A block of data
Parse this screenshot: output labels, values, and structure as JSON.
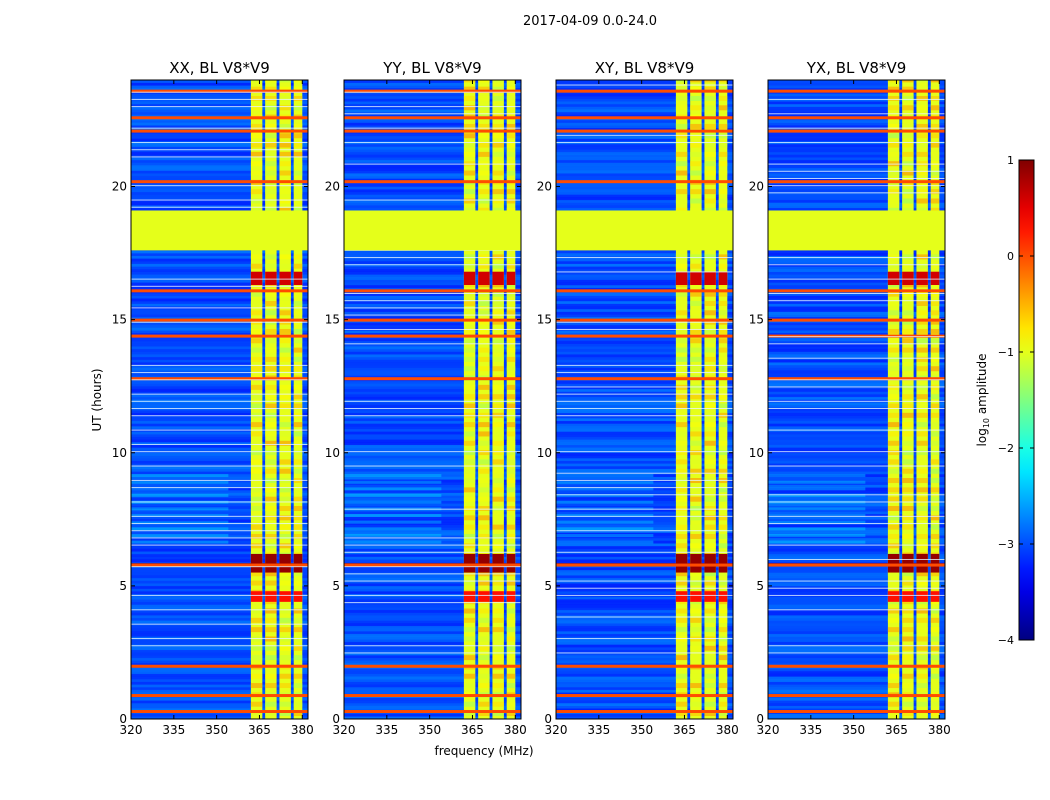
{
  "figure": {
    "suptitle": "2017-04-09 0.0-24.0"
  },
  "chart_data": {
    "type": "heatmap",
    "title": "2017-04-09 0.0-24.0",
    "xlabel": "frequency (MHz)",
    "ylabel": "UT (hours)",
    "xlim": [
      320,
      382
    ],
    "ylim": [
      0,
      24
    ],
    "x_ticks": [
      "320",
      "335",
      "350",
      "365",
      "380"
    ],
    "x_tick_values": [
      320,
      335,
      350,
      365,
      380
    ],
    "y_ticks": [
      "0",
      "5",
      "10",
      "15",
      "20"
    ],
    "y_tick_values": [
      0,
      5,
      10,
      15,
      20
    ],
    "panels": [
      {
        "title": "XX, BL V8*V9",
        "pol": "XX"
      },
      {
        "title": "YY, BL V8*V9",
        "pol": "YY"
      },
      {
        "title": "XY, BL V8*V9",
        "pol": "XY"
      },
      {
        "title": "YX, BL V8*V9",
        "pol": "YX"
      }
    ],
    "colorbar": {
      "label": "log10 amplitude",
      "label_main": "log",
      "label_sub": "10",
      "label_rest": " amplitude",
      "range": [
        -4,
        1
      ],
      "ticks": [
        "1",
        "0",
        "−1",
        "−2",
        "−3",
        "−4"
      ],
      "tick_values": [
        1,
        0,
        -1,
        -2,
        -3,
        -4
      ],
      "colormap": "jet"
    },
    "background_level": -3.0,
    "flagged_band": {
      "ut_start": 17.6,
      "ut_end": 19.1,
      "level": -1.0
    },
    "rfi_channels_mhz": [
      [
        362,
        366
      ],
      [
        367,
        371
      ],
      [
        372,
        376
      ],
      [
        377,
        380
      ]
    ],
    "rfi_channel_level": -1.0,
    "strong_rfi_events": [
      {
        "ut_start": 16.3,
        "ut_end": 16.8,
        "level": 0.6
      },
      {
        "ut_start": 5.5,
        "ut_end": 6.2,
        "level": 0.9
      },
      {
        "ut_start": 4.4,
        "ut_end": 4.8,
        "level": 0.3
      }
    ],
    "flagged_rows_ut": [
      0.3,
      0.9,
      2.0,
      5.8,
      12.8,
      14.4,
      15.0,
      16.1,
      20.2,
      22.1,
      22.6,
      23.6
    ],
    "flagged_row_level": 0.0,
    "colors": {
      "jet_dark_blue": "#00007f",
      "jet_blue": "#0000ff",
      "jet_cyan": "#00ffff",
      "jet_green": "#7fff7f",
      "jet_yellow": "#ffff00",
      "jet_orange": "#ff7f00",
      "jet_red": "#ff0000",
      "jet_dark_red": "#7f0000"
    }
  }
}
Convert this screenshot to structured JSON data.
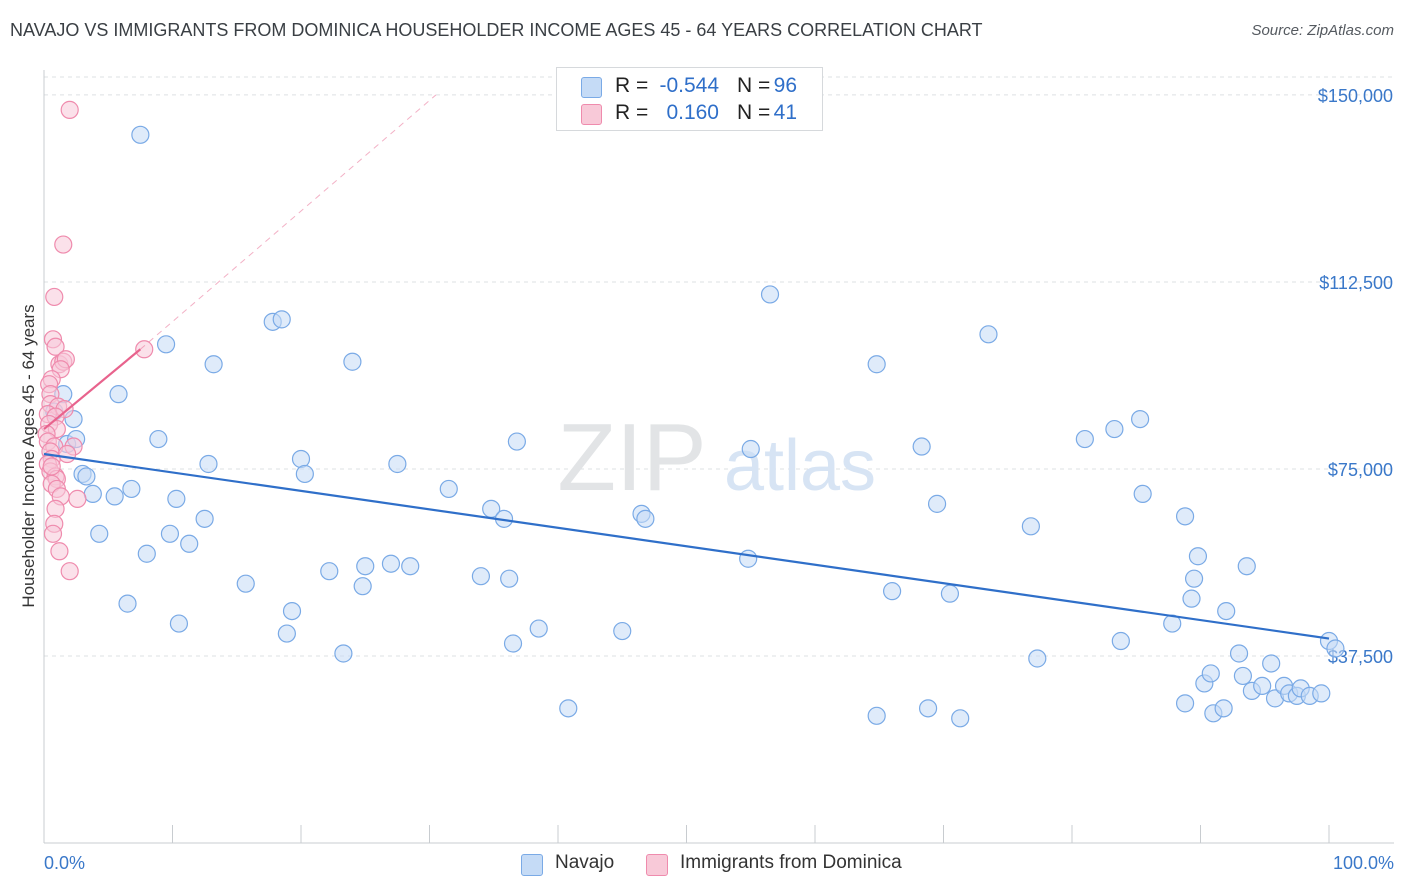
{
  "chart_data": {
    "type": "scatter",
    "title": "NAVAJO VS IMMIGRANTS FROM DOMINICA HOUSEHOLDER INCOME AGES 45 - 64 YEARS CORRELATION CHART",
    "source": "Source: ZipAtlas.com",
    "watermark": {
      "zip": "ZIP",
      "atlas": "atlas"
    },
    "ylabel": "Householder Income Ages 45 - 64 years",
    "xlim": [
      0,
      100
    ],
    "ylim": [
      0,
      155000
    ],
    "x_tick_labels": {
      "left": "0.0%",
      "right": "100.0%"
    },
    "x_ticks": [
      0,
      10,
      20,
      30,
      40,
      50,
      60,
      70,
      80,
      90,
      100
    ],
    "y_ticks": [
      {
        "value": 37500,
        "label": "$37,500"
      },
      {
        "value": 75000,
        "label": "$75,000"
      },
      {
        "value": 112500,
        "label": "$112,500"
      },
      {
        "value": 150000,
        "label": "$150,000"
      }
    ],
    "legend": {
      "rows": [
        {
          "r_label": "R =",
          "r_value": "-0.544",
          "n_label": "N =",
          "n_value": "96"
        },
        {
          "r_label": "R =",
          "r_value": "0.160",
          "n_label": "N =",
          "n_value": "41"
        }
      ]
    },
    "series": [
      {
        "name": "Navajo",
        "color": "#7aaae6",
        "fill": "#c5dbf6",
        "trend": {
          "x0": 0,
          "y0": 78000,
          "x1": 100,
          "y1": 41000,
          "color": "#2f6fc9"
        },
        "points": [
          [
            7.5,
            142000
          ],
          [
            1.5,
            90000
          ],
          [
            2.3,
            85000
          ],
          [
            1.8,
            80000
          ],
          [
            2.5,
            81000
          ],
          [
            3.0,
            74000
          ],
          [
            3.3,
            73500
          ],
          [
            3.8,
            70000
          ],
          [
            4.3,
            62000
          ],
          [
            5.5,
            69500
          ],
          [
            5.8,
            90000
          ],
          [
            6.5,
            48000
          ],
          [
            6.8,
            71000
          ],
          [
            8.0,
            58000
          ],
          [
            8.9,
            81000
          ],
          [
            9.5,
            100000
          ],
          [
            9.8,
            62000
          ],
          [
            10.3,
            69000
          ],
          [
            10.5,
            44000
          ],
          [
            11.3,
            60000
          ],
          [
            12.5,
            65000
          ],
          [
            12.8,
            76000
          ],
          [
            13.2,
            96000
          ],
          [
            15.7,
            52000
          ],
          [
            17.8,
            104500
          ],
          [
            18.5,
            105000
          ],
          [
            18.9,
            42000
          ],
          [
            19.3,
            46500
          ],
          [
            20.0,
            77000
          ],
          [
            20.3,
            74000
          ],
          [
            22.2,
            54500
          ],
          [
            23.3,
            38000
          ],
          [
            24.0,
            96500
          ],
          [
            24.8,
            51500
          ],
          [
            25.0,
            55500
          ],
          [
            27.0,
            56000
          ],
          [
            27.5,
            76000
          ],
          [
            28.5,
            55500
          ],
          [
            31.5,
            71000
          ],
          [
            34.0,
            53500
          ],
          [
            34.8,
            67000
          ],
          [
            35.8,
            65000
          ],
          [
            36.2,
            53000
          ],
          [
            36.5,
            40000
          ],
          [
            36.8,
            80500
          ],
          [
            38.5,
            43000
          ],
          [
            40.8,
            27000
          ],
          [
            45.0,
            42500
          ],
          [
            46.5,
            66000
          ],
          [
            46.8,
            65000
          ],
          [
            54.8,
            57000
          ],
          [
            55.0,
            79000
          ],
          [
            56.5,
            110000
          ],
          [
            64.8,
            25500
          ],
          [
            64.8,
            96000
          ],
          [
            66.0,
            50500
          ],
          [
            68.3,
            79500
          ],
          [
            68.8,
            27000
          ],
          [
            69.5,
            68000
          ],
          [
            70.5,
            50000
          ],
          [
            71.3,
            25000
          ],
          [
            73.5,
            102000
          ],
          [
            76.8,
            63500
          ],
          [
            77.3,
            37000
          ],
          [
            81.0,
            81000
          ],
          [
            83.3,
            83000
          ],
          [
            83.8,
            40500
          ],
          [
            85.3,
            85000
          ],
          [
            85.5,
            70000
          ],
          [
            87.8,
            44000
          ],
          [
            88.8,
            65500
          ],
          [
            88.8,
            28000
          ],
          [
            89.3,
            49000
          ],
          [
            89.5,
            53000
          ],
          [
            89.8,
            57500
          ],
          [
            90.3,
            32000
          ],
          [
            90.8,
            34000
          ],
          [
            91.0,
            26000
          ],
          [
            91.8,
            27000
          ],
          [
            92.0,
            46500
          ],
          [
            93.0,
            38000
          ],
          [
            93.3,
            33500
          ],
          [
            93.6,
            55500
          ],
          [
            94.0,
            30500
          ],
          [
            94.8,
            31500
          ],
          [
            95.5,
            36000
          ],
          [
            95.8,
            29000
          ],
          [
            96.5,
            31500
          ],
          [
            96.9,
            30000
          ],
          [
            97.5,
            29500
          ],
          [
            97.8,
            31000
          ],
          [
            98.5,
            29500
          ],
          [
            99.4,
            30000
          ],
          [
            100.0,
            40500
          ],
          [
            100.5,
            39000
          ],
          [
            0.8,
            86500
          ]
        ]
      },
      {
        "name": "Immigrants from Dominica",
        "color": "#ef8bad",
        "fill": "#f8c9d8",
        "trend": {
          "x0": 0,
          "y0": 83000,
          "x1": 7.5,
          "y1": 99000,
          "color": "#e8638d",
          "ext_x1": 30.5,
          "ext_y1": 150000
        },
        "points": [
          [
            2.0,
            147000
          ],
          [
            1.5,
            120000
          ],
          [
            0.8,
            109500
          ],
          [
            0.7,
            101000
          ],
          [
            0.9,
            99500
          ],
          [
            7.8,
            99000
          ],
          [
            1.2,
            96000
          ],
          [
            1.5,
            96500
          ],
          [
            1.7,
            97000
          ],
          [
            1.3,
            95000
          ],
          [
            0.6,
            93000
          ],
          [
            0.4,
            92000
          ],
          [
            0.5,
            90000
          ],
          [
            0.5,
            88000
          ],
          [
            1.1,
            87500
          ],
          [
            1.6,
            87000
          ],
          [
            0.3,
            86000
          ],
          [
            0.9,
            85500
          ],
          [
            0.4,
            84000
          ],
          [
            1.0,
            83000
          ],
          [
            0.2,
            82000
          ],
          [
            0.3,
            80500
          ],
          [
            0.8,
            79500
          ],
          [
            2.3,
            79500
          ],
          [
            0.5,
            78500
          ],
          [
            1.8,
            78000
          ],
          [
            0.6,
            77000
          ],
          [
            0.3,
            76000
          ],
          [
            0.5,
            74500
          ],
          [
            0.9,
            73500
          ],
          [
            1.0,
            73000
          ],
          [
            0.6,
            72000
          ],
          [
            1.0,
            71000
          ],
          [
            1.3,
            69500
          ],
          [
            2.6,
            69000
          ],
          [
            0.9,
            67000
          ],
          [
            0.8,
            64000
          ],
          [
            0.7,
            62000
          ],
          [
            1.2,
            58500
          ],
          [
            2.0,
            54500
          ],
          [
            0.6,
            75500
          ]
        ]
      }
    ]
  }
}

Aim of the task
Pick out the lines containing the string "amplitude" and show them.

Result of the task
      "label": "log10 amplitude",
      "label_rest": " amplitude",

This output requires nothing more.